## Begin Entries shown
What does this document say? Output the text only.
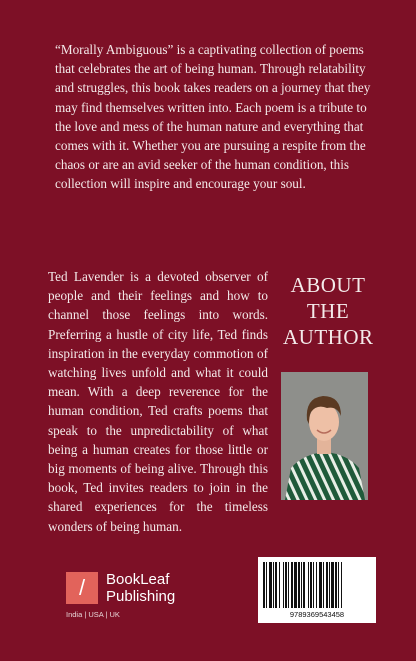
“Morally Ambiguous” is a captivating collection of poems that celebrates the art of being human. Through relatability and struggles, this book takes readers on a journey that they may find themselves written into. Each poem is a tribute to the love and mess of the human nature and everything that comes with it. Whether you are pursuing a respite from the chaos or are an avid seeker of the human condition, this collection will inspire and encourage your soul.
Ted Lavender is a devoted observer of people and their feelings and how to channel those feelings into words. Preferring a hustle of city life, Ted finds inspiration in the everyday commotion of watching lives unfold and what it could mean. With a deep reverence for the human condition, Ted crafts poems that speak to the unpredictability of what being a human creates for those little or big moments of being alive. Through this book, Ted invites readers to join in the shared experiences for the timeless wonders of being human.
ABOUT
THE
AUTHOR
/	BookLeaf
Publishing
India | USA | UK	9789369543458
## End Entries shown
**Exercise goal:**
Without the pictures, print the records in full, exactly as they appear.

**Final result:**
What does this document say? Output the text only.
“Morally Ambiguous” is a captivating collection of poems that celebrates the art of being human. Through relatability and struggles, this book takes readers on a journey that they may find themselves written into. Each poem is a tribute to the love and mess of the human nature and everything that comes with it. Whether you are pursuing a respite from the chaos or are an avid seeker of the human condition, this collection will inspire and encourage your soul.
Ted Lavender is a devoted observer of people and their feelings and how to channel those feelings into words. Preferring a hustle of city life, Ted finds inspiration in the everyday commotion of watching lives unfold and what it could mean. With a deep reverence for the human condition, Ted crafts poems that speak to the unpredictability of what being a human creates for those little or big moments of being alive. Through this book, Ted invites readers to join in the shared experiences for the timeless wonders of being human.
ABOUT
THE
AUTHOR
/	BookLeaf
Publishing
India | USA | UK	9789369543458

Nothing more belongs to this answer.